Goal of the exercise → Where does the string "муниципальных" appear in the records? Copy every line that contains it.

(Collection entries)
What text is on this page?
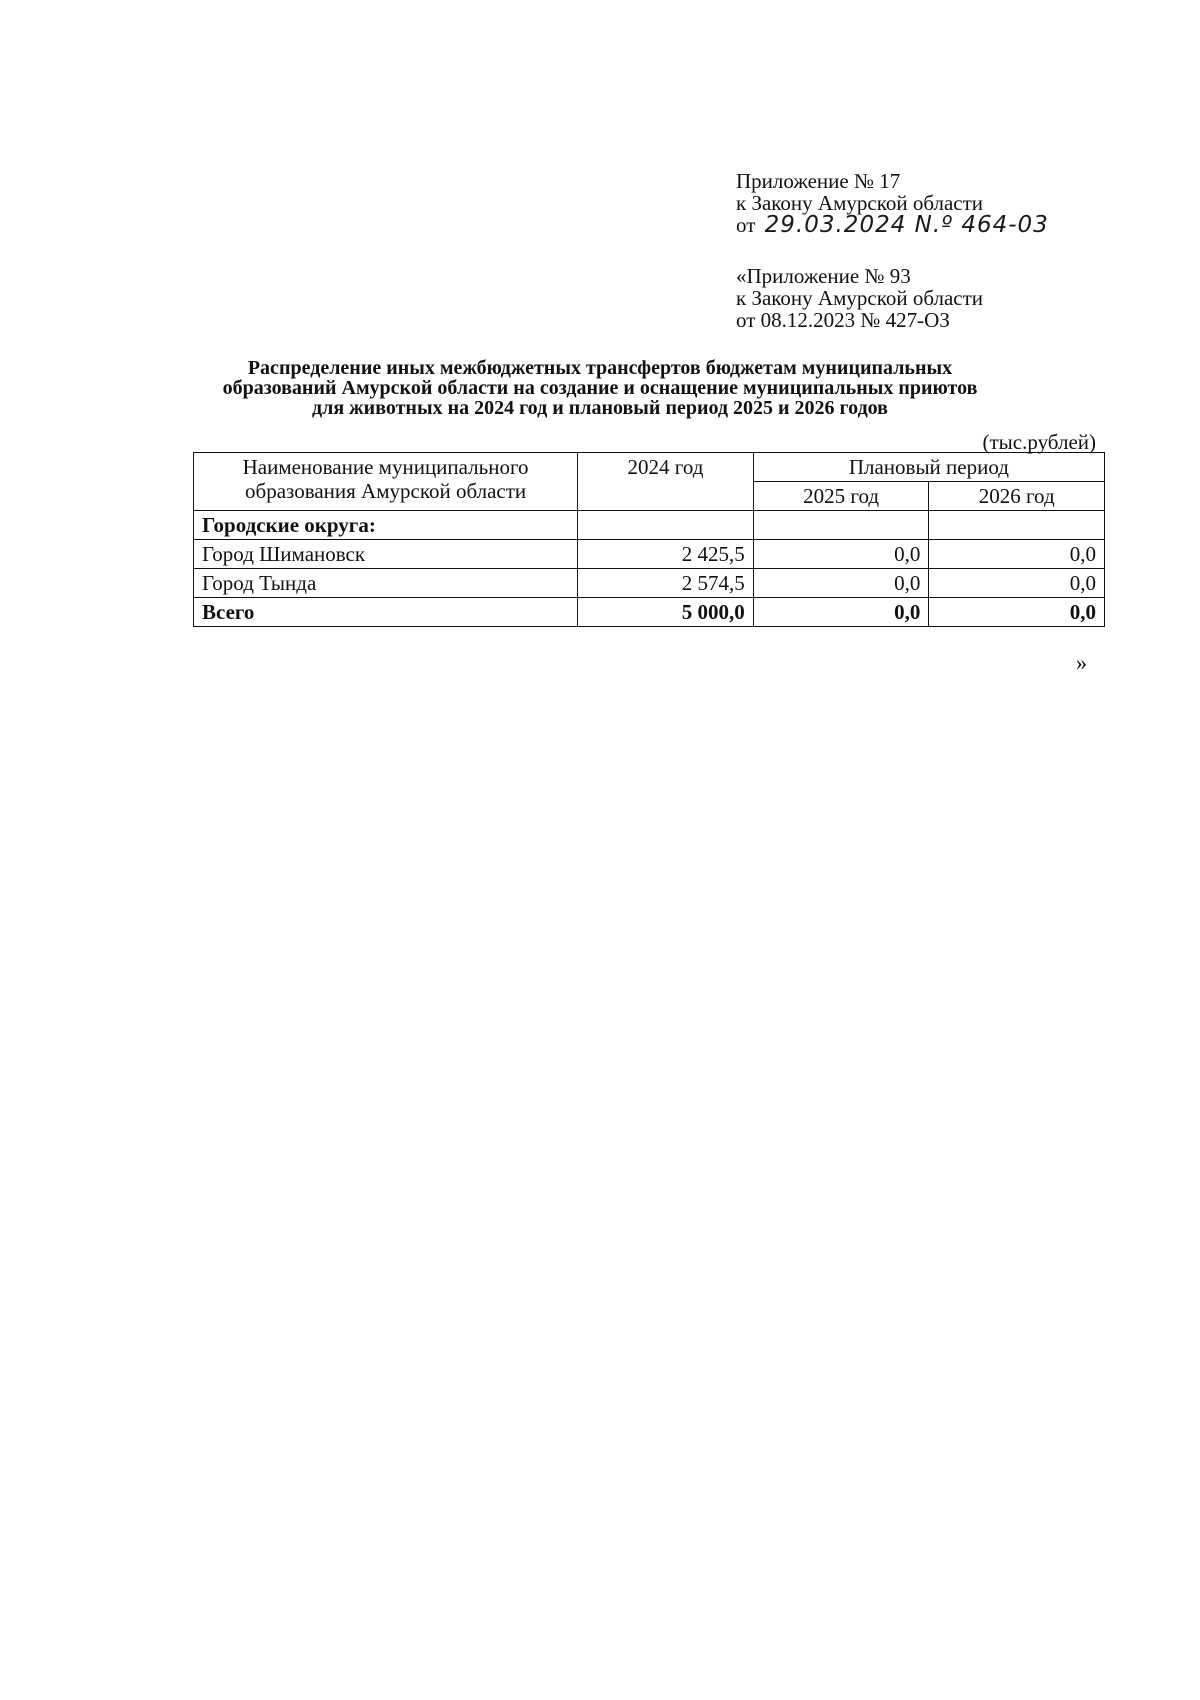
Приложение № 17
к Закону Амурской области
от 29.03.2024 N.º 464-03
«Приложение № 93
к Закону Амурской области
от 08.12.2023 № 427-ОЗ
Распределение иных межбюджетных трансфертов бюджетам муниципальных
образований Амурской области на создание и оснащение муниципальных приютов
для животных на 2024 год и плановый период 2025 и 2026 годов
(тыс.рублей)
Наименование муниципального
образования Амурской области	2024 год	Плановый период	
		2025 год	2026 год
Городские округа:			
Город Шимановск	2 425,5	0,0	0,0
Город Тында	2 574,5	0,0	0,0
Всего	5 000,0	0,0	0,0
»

Finished task →
Распределение иных межбюджетных трансфертов бюджетам муниципальных
образований Амурской области на создание и оснащение муниципальных приютов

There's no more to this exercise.